Comb the records below for the string "label" and copy each line where it turns up.

Dataset listings of figures:
"""
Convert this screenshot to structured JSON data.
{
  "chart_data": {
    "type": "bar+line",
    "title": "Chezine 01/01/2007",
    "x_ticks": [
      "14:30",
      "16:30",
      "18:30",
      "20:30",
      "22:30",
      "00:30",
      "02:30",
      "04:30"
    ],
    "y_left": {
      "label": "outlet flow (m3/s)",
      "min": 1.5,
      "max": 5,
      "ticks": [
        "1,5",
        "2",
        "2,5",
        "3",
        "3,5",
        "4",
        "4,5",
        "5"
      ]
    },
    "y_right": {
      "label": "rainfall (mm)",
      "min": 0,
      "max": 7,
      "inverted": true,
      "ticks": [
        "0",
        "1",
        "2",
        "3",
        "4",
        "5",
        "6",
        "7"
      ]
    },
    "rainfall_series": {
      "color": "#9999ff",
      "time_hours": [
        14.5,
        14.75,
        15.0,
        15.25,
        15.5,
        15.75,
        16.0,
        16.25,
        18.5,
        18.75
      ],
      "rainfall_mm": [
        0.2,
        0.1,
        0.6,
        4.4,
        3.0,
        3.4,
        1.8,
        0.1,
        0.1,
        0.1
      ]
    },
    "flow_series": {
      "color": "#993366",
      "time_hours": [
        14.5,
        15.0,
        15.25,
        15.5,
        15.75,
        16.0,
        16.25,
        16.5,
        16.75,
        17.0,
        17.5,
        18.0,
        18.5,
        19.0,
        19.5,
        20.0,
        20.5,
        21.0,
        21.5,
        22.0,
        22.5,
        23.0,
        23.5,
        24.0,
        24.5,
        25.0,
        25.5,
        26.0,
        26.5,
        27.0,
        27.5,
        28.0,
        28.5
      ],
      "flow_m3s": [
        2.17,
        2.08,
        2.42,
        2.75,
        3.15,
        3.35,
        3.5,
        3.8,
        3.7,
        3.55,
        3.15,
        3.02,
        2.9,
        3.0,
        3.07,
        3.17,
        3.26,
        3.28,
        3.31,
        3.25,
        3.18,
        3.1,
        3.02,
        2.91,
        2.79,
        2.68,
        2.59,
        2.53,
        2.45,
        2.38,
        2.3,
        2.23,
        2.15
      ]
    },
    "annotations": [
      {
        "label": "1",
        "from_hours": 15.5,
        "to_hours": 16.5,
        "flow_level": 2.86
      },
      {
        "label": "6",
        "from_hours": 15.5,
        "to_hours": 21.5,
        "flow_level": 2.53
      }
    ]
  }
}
"""
Reply:
      "label": "outlet flow (m3/s)",
      "label": "rainfall (mm)",
        "label": "1",
        "label": "6",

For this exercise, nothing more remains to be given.